(Data entries for graphics)
(begin)
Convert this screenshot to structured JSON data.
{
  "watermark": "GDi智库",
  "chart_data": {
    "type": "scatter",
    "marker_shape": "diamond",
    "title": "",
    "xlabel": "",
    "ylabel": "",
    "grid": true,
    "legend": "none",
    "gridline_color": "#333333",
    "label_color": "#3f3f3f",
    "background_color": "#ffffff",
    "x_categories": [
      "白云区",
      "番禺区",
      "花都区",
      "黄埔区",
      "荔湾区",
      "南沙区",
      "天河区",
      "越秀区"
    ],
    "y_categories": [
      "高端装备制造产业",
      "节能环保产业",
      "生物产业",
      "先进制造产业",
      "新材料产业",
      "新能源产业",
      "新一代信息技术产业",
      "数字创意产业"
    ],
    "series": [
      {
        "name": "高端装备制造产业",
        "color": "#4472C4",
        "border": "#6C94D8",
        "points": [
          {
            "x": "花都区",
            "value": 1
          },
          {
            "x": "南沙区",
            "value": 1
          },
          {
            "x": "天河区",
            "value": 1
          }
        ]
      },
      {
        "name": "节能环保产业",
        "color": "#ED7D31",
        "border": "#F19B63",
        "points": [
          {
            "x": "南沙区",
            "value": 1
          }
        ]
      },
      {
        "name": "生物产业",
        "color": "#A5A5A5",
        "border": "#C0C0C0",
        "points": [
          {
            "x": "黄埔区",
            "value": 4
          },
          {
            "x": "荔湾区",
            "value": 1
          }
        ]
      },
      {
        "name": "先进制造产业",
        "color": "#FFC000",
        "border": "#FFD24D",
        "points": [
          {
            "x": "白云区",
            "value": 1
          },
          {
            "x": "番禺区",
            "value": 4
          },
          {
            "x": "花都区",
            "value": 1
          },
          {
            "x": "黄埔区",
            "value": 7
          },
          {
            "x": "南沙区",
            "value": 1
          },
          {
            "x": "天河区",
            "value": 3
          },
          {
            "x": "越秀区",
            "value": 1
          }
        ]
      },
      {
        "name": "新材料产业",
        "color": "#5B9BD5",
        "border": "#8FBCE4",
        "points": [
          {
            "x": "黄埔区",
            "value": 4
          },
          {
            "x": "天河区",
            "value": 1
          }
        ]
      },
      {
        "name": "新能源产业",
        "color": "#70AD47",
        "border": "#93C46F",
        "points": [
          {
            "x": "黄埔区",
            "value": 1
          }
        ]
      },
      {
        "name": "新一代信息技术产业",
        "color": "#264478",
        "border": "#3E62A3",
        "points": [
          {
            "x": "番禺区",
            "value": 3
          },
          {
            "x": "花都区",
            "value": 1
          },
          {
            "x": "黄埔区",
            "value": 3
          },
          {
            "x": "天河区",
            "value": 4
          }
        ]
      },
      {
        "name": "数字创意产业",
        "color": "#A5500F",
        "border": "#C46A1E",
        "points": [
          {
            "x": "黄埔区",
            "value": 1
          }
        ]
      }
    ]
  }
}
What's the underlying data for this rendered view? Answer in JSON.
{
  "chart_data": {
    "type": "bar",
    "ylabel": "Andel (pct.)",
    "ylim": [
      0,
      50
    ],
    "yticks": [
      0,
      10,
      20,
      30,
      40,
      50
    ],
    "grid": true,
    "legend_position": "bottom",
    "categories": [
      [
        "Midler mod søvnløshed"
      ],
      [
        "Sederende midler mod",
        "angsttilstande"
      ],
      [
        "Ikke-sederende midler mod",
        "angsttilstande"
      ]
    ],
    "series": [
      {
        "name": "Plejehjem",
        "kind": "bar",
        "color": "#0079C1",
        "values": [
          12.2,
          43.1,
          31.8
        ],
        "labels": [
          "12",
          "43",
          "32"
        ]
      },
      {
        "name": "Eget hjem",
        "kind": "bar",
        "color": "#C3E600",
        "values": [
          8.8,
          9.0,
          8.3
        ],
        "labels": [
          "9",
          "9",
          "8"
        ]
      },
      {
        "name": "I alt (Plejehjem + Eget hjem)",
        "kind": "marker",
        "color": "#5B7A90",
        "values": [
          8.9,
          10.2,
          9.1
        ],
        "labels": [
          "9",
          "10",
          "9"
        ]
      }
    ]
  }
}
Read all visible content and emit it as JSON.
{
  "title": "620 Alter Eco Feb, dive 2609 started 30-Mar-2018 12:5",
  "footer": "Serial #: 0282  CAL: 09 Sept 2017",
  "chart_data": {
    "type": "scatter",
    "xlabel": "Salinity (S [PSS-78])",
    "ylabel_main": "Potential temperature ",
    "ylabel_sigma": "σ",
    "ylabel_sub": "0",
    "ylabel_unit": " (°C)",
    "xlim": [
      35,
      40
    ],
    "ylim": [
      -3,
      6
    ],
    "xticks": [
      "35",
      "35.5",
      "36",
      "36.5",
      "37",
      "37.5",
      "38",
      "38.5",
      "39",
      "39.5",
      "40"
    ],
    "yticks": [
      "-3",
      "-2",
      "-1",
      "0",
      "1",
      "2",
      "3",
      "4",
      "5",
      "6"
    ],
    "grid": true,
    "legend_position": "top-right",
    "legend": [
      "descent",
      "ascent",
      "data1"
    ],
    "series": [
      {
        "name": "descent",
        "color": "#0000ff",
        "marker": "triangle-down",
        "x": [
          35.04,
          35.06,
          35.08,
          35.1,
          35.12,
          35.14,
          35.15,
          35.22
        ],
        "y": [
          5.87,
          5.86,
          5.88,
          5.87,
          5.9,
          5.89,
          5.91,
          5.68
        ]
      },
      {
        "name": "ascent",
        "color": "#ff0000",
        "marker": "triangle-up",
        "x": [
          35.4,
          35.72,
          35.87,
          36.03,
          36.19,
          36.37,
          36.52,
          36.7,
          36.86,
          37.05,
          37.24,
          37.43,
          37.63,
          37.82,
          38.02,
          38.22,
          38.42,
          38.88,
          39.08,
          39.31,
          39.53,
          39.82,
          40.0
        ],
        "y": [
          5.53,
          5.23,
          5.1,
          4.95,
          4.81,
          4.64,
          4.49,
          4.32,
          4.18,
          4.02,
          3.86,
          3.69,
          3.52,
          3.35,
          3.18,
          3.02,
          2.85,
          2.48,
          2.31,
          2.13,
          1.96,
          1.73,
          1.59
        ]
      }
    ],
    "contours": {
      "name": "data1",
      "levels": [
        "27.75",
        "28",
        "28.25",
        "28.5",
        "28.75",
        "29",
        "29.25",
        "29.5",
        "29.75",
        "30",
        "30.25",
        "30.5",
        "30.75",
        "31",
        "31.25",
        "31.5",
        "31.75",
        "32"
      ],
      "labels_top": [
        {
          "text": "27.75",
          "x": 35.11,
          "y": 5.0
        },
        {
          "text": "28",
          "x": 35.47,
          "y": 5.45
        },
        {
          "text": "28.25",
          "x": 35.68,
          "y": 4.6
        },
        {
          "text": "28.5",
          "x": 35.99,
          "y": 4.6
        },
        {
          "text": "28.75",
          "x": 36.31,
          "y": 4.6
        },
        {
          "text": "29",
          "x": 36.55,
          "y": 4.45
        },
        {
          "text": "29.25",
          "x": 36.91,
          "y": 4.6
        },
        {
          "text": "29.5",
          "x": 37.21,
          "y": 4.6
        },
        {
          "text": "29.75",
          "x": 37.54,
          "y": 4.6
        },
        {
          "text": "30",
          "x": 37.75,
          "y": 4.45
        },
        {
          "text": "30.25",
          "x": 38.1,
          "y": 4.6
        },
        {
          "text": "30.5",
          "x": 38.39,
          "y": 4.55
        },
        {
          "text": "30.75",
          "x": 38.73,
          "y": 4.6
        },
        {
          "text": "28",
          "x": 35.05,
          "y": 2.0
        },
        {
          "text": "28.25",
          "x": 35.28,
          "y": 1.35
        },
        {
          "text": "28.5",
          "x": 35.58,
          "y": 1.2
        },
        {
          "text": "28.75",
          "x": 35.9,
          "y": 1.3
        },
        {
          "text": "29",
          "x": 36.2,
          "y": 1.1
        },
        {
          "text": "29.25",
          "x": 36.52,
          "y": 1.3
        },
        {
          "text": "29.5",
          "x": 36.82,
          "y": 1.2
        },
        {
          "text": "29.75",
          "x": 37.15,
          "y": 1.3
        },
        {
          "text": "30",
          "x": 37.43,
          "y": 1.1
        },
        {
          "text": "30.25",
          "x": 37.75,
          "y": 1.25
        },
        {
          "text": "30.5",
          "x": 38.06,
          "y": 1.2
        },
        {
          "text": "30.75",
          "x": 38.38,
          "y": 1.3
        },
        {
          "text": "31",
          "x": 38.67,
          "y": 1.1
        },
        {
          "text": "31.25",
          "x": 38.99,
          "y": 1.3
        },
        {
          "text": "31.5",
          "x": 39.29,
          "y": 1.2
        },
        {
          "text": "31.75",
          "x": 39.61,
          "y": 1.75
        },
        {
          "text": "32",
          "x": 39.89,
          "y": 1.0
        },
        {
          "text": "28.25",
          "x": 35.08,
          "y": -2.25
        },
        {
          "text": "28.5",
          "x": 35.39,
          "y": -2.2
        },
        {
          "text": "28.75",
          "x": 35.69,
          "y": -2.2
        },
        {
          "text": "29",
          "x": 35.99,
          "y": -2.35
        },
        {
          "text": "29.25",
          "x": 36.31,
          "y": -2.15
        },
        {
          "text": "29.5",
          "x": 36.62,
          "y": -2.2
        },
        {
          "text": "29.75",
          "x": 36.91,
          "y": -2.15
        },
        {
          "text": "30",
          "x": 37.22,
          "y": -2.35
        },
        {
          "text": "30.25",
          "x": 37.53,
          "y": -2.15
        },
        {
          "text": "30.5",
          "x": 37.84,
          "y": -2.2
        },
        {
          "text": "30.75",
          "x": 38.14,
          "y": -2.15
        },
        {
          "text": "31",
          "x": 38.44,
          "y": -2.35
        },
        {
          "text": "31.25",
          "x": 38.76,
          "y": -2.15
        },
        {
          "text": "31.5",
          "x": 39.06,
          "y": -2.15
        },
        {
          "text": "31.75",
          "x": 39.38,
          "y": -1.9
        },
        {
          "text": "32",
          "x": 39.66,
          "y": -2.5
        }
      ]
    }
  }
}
(end)
Lines containing "Eget" are to be counted. State the total and add nothing.

COMPLETE ANSWER: 2